Among the lines of the records, find all that carry the word "Vancouver" and copy them.
——————————
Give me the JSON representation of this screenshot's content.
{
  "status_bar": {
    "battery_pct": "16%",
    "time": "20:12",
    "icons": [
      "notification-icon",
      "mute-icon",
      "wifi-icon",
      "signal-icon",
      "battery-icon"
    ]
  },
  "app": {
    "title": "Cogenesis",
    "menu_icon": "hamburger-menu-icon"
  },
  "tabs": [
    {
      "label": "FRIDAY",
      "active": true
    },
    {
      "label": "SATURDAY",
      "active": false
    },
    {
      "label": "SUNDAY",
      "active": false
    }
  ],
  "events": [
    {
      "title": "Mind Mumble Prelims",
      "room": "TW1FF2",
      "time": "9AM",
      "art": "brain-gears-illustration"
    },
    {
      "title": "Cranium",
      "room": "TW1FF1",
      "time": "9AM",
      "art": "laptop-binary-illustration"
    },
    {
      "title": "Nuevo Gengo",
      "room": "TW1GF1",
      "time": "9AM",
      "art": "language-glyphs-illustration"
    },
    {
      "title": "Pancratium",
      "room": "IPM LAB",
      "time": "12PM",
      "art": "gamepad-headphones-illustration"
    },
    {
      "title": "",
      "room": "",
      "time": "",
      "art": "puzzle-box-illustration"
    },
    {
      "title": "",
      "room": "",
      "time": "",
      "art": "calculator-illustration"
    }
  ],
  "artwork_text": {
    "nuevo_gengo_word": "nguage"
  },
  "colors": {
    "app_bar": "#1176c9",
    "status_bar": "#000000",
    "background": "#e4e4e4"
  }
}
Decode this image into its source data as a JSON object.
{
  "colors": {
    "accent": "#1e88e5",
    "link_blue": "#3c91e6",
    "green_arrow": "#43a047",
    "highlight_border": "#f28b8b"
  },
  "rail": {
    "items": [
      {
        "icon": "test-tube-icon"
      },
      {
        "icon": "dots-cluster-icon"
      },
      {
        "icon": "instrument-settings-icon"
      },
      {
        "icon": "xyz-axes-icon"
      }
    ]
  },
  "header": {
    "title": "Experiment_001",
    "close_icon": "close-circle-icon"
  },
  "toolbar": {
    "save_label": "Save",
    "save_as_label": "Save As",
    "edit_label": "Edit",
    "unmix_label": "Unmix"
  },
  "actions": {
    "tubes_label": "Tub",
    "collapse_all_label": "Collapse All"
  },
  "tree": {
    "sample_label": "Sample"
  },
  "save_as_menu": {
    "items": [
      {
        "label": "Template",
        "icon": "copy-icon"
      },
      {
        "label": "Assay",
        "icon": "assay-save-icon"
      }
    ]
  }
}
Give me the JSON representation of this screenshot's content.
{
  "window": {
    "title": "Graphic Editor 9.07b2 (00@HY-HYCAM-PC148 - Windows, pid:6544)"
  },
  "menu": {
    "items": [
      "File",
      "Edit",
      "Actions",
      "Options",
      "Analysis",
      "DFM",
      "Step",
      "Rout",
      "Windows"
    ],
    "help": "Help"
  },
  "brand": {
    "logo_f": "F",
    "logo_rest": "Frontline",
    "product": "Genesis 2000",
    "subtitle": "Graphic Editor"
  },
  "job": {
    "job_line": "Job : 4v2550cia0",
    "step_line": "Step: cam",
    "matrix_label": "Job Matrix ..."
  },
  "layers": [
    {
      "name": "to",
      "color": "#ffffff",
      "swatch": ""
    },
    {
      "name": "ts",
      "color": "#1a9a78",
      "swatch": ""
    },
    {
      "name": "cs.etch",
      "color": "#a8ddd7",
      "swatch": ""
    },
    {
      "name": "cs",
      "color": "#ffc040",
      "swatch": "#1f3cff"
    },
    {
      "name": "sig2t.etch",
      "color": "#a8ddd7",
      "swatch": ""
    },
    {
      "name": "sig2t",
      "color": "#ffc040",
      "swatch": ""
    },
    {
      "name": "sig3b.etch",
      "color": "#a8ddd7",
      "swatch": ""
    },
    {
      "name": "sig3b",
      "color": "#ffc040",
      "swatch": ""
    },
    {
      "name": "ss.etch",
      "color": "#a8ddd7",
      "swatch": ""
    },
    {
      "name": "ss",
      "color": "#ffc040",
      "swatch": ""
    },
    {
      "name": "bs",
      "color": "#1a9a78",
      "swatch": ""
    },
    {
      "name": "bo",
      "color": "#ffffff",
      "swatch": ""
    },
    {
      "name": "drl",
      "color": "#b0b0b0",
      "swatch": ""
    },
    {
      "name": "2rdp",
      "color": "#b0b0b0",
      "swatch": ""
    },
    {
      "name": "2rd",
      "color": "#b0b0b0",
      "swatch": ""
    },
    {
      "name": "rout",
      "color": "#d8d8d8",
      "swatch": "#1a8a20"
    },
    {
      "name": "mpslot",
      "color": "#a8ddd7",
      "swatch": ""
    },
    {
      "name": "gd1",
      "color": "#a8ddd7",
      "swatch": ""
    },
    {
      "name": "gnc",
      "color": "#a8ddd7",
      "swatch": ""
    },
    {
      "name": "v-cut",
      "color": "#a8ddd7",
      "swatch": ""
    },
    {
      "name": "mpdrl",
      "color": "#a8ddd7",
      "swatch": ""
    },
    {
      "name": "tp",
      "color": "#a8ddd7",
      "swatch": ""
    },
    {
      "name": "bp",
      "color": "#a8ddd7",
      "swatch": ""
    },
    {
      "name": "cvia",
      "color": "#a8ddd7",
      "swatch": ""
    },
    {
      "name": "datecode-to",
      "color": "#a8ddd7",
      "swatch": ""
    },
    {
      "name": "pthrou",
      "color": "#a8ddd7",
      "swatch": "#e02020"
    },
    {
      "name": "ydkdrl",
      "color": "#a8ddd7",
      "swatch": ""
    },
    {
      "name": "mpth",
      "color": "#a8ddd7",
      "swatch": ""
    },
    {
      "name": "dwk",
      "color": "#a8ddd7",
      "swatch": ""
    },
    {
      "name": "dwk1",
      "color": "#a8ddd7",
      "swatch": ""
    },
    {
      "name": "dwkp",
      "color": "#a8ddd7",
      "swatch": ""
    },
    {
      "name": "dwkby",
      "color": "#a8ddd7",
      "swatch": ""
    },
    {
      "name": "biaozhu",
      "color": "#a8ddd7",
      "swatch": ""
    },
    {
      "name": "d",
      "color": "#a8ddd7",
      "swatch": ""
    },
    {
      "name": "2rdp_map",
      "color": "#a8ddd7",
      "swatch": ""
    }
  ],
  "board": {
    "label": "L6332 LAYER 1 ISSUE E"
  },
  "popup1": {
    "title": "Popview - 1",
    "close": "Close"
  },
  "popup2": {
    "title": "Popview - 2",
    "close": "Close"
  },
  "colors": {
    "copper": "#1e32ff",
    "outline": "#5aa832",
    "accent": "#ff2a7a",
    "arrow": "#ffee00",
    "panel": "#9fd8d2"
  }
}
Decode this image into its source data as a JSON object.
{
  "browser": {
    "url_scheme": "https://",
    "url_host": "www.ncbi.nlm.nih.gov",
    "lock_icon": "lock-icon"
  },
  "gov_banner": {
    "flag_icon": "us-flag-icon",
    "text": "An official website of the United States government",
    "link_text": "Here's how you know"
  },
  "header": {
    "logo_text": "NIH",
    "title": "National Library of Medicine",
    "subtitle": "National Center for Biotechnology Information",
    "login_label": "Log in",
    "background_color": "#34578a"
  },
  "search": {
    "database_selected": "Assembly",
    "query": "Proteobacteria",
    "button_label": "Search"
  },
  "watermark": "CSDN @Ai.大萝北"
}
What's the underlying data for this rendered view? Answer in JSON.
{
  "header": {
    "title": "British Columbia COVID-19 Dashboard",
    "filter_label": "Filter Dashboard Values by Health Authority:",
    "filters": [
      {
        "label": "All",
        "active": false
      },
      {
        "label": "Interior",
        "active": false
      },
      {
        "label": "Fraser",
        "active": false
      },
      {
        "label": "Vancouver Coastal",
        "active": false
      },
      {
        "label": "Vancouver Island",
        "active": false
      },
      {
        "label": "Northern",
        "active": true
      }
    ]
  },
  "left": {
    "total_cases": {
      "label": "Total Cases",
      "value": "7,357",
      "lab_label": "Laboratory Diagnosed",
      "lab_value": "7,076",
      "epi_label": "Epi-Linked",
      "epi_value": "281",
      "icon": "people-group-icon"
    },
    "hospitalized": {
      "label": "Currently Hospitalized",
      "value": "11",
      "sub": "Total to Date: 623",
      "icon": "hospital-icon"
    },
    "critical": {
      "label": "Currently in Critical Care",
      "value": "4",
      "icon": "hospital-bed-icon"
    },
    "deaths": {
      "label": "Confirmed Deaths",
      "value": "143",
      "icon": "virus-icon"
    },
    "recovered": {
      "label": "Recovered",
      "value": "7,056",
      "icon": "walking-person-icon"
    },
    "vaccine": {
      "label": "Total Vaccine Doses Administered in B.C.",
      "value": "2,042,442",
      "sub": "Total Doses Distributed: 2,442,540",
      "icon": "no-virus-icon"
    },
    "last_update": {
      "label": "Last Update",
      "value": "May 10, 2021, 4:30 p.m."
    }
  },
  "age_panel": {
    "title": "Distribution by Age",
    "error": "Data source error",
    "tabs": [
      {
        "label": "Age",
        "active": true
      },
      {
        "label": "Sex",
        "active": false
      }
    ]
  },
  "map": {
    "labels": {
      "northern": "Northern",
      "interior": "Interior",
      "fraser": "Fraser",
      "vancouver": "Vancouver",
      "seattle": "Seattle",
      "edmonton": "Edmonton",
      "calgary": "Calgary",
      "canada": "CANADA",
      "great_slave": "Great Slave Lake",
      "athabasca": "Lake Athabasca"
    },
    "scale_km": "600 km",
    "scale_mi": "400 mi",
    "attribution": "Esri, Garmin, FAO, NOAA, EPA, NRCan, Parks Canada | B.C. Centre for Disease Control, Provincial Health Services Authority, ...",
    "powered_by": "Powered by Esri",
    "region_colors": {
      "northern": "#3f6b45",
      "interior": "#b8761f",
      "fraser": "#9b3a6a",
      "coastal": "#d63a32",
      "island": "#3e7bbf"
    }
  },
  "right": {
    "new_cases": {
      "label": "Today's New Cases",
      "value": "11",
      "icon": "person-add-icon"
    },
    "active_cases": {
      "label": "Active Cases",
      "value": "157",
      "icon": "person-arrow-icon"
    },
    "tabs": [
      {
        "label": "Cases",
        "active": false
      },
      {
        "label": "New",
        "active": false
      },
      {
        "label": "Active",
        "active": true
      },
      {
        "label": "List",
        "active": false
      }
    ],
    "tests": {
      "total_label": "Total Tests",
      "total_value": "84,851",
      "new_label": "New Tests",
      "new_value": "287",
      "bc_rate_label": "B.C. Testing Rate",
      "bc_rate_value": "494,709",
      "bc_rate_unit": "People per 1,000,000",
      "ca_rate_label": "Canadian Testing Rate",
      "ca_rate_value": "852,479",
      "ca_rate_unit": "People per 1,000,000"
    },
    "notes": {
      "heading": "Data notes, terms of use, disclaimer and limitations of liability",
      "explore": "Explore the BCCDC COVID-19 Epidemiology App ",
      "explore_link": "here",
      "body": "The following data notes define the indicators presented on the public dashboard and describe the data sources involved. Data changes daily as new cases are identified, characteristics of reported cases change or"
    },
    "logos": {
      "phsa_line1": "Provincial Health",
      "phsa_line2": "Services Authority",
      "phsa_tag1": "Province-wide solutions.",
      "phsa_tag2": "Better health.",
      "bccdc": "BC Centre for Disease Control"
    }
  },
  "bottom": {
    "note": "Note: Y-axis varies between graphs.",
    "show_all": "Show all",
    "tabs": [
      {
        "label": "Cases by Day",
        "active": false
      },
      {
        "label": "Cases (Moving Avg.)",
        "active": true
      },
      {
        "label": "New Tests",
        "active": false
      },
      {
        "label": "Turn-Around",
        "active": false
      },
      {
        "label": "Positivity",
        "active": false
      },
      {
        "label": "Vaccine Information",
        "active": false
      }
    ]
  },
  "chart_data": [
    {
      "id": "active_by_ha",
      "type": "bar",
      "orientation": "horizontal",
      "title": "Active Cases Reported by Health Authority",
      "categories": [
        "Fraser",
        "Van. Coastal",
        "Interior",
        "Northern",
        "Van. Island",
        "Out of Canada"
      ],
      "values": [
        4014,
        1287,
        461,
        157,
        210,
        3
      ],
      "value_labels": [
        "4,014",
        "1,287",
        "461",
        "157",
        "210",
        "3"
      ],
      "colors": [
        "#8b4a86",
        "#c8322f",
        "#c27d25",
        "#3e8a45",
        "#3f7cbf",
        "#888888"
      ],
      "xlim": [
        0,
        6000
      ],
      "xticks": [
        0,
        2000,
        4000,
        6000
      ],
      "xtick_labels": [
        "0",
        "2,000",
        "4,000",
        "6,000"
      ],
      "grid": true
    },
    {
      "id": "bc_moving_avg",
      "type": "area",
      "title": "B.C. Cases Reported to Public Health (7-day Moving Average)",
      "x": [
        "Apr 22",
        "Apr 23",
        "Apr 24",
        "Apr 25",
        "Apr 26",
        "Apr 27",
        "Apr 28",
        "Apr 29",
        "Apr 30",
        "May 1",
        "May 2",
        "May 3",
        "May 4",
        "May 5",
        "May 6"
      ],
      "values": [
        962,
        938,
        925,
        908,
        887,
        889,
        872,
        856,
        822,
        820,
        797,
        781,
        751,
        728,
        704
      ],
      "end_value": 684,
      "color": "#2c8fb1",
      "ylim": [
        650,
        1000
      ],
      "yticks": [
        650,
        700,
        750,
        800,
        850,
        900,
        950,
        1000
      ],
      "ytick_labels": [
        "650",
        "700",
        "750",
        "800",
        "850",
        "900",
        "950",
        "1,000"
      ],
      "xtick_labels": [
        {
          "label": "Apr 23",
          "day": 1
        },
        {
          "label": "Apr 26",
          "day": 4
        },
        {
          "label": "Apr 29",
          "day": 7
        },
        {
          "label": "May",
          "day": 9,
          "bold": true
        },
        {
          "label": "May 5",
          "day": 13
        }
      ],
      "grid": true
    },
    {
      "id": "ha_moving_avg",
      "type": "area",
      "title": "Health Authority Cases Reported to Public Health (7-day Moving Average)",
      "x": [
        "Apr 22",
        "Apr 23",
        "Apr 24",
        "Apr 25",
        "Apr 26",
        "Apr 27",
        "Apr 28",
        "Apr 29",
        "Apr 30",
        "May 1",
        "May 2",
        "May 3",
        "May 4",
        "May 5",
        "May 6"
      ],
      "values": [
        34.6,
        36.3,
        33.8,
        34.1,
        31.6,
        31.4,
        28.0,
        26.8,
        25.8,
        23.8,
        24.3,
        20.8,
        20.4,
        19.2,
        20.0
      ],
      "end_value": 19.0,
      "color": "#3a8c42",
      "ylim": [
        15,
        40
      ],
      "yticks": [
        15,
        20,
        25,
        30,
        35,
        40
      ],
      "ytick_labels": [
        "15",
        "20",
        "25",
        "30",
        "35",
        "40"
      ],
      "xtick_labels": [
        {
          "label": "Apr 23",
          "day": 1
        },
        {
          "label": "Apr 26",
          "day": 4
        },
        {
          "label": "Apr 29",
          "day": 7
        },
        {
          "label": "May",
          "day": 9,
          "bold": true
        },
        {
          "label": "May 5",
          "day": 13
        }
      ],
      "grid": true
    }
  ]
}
——————————
[Answer]
        "label": "Vancouver Coastal",
        "label": "Vancouver Island",
      "vancouver": "Vancouver",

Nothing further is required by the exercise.